### [Exercise requirements]
Locate the line that contains "Output a JSON" in the entries below. Retype it and all following lines through the final one, character for character.

### [Provided data]

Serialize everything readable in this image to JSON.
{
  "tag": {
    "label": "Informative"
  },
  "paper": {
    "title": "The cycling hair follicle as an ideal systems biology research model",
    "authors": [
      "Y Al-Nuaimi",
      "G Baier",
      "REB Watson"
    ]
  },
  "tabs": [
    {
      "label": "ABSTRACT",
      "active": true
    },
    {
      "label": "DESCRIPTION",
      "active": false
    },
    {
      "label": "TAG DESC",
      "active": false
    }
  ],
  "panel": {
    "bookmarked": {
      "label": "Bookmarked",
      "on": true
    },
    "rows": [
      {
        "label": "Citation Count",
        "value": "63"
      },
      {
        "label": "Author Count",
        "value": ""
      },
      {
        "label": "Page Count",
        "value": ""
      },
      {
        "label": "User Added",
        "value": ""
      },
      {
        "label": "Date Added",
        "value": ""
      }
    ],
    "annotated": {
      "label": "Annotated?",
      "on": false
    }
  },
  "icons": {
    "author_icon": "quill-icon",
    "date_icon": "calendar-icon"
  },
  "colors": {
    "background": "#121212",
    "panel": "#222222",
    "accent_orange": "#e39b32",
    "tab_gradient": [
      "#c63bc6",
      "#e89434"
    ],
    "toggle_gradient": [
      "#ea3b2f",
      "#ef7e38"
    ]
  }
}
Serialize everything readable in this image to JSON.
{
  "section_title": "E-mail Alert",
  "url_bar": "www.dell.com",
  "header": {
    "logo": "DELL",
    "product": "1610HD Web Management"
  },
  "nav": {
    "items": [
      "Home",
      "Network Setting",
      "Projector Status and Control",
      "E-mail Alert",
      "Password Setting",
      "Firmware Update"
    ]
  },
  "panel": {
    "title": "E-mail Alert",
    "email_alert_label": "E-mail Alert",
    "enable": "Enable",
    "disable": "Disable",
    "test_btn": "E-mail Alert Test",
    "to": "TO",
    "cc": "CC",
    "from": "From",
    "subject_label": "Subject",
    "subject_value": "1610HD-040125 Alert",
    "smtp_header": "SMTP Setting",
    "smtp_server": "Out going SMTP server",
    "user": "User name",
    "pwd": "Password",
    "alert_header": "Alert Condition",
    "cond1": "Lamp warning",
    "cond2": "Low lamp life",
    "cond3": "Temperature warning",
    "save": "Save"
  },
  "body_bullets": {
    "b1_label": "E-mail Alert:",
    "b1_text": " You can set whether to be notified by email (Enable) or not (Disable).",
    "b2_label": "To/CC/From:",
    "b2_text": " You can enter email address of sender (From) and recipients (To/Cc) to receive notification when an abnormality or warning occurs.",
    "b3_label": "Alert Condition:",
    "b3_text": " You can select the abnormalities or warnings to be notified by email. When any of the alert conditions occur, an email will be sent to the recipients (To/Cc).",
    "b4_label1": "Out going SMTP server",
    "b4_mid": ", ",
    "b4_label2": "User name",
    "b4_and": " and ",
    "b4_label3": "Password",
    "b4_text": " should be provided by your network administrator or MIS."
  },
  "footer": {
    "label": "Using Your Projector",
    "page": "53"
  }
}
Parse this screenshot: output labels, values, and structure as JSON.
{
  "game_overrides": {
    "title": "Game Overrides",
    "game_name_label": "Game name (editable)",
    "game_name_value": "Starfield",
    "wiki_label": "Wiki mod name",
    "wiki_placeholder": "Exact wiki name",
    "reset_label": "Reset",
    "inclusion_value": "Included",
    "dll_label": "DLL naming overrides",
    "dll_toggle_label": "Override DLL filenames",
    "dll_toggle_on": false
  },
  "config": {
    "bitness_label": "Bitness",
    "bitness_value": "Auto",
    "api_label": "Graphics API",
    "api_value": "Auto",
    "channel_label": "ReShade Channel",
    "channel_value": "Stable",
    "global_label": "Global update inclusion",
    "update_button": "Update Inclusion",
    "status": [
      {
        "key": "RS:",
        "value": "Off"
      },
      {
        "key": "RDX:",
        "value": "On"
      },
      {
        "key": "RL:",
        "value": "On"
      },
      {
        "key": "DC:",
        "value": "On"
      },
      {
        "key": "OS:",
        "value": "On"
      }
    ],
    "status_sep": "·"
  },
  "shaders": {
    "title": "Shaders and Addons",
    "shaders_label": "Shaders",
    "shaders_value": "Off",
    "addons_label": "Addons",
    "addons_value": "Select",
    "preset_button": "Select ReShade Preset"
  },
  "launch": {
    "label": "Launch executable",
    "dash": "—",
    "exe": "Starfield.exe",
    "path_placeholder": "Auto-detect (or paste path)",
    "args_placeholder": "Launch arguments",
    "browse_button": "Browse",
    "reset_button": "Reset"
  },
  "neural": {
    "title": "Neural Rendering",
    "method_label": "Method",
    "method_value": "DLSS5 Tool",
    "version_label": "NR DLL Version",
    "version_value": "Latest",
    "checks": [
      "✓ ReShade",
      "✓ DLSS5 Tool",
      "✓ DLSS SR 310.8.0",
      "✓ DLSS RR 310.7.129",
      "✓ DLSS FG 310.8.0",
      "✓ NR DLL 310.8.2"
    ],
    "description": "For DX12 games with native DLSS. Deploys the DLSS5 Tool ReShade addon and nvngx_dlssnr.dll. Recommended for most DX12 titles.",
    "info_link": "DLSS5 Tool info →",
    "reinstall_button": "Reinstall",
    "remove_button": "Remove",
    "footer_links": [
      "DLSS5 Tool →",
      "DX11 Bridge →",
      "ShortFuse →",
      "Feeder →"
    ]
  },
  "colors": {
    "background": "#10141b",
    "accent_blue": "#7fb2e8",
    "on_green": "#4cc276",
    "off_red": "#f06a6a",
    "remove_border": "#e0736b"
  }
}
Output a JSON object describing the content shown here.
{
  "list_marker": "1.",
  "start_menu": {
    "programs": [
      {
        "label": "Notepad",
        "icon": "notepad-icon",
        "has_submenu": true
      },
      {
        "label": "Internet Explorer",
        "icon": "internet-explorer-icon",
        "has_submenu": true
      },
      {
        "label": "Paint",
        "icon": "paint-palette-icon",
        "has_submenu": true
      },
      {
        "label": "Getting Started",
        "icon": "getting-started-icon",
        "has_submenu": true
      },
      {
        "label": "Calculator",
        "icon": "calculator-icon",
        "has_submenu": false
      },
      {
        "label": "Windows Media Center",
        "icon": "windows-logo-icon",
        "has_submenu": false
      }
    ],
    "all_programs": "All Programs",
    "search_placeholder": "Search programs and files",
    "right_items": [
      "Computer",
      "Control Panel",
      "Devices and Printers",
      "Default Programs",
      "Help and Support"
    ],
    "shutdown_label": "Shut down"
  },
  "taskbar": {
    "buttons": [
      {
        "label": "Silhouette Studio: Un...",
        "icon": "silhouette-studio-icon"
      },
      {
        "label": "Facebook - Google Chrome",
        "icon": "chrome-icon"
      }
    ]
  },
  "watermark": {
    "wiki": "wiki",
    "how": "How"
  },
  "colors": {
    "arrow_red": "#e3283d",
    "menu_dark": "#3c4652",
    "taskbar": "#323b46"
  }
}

### [Written response]
Output a JSON object describing the content shown here.
{
  "list_marker": "1.",
  "start_menu": {
    "programs": [
      {
        "label": "Notepad",
        "icon": "notepad-icon",
        "has_submenu": true
      },
      {
        "label": "Internet Explorer",
        "icon": "internet-explorer-icon",
        "has_submenu": true
      },
      {
        "label": "Paint",
        "icon": "paint-palette-icon",
        "has_submenu": true
      },
      {
        "label": "Getting Started",
        "icon": "getting-started-icon",
        "has_submenu": true
      },
      {
        "label": "Calculator",
        "icon": "calculator-icon",
        "has_submenu": false
      },
      {
        "label": "Windows Media Center",
        "icon": "windows-logo-icon",
        "has_submenu": false
      }
    ],
    "all_programs": "All Programs",
    "search_placeholder": "Search programs and files",
    "right_items": [
      "Computer",
      "Control Panel",
      "Devices and Printers",
      "Default Programs",
      "Help and Support"
    ],
    "shutdown_label": "Shut down"
  },
  "taskbar": {
    "buttons": [
      {
        "label": "Silhouette Studio: Un...",
        "icon": "silhouette-studio-icon"
      },
      {
        "label": "Facebook - Google Chrome",
        "icon": "chrome-icon"
      }
    ]
  },
  "watermark": {
    "wiki": "wiki",
    "how": "How"
  },
  "colors": {
    "arrow_red": "#e3283d",
    "menu_dark": "#3c4652",
    "taskbar": "#323b46"
  }
}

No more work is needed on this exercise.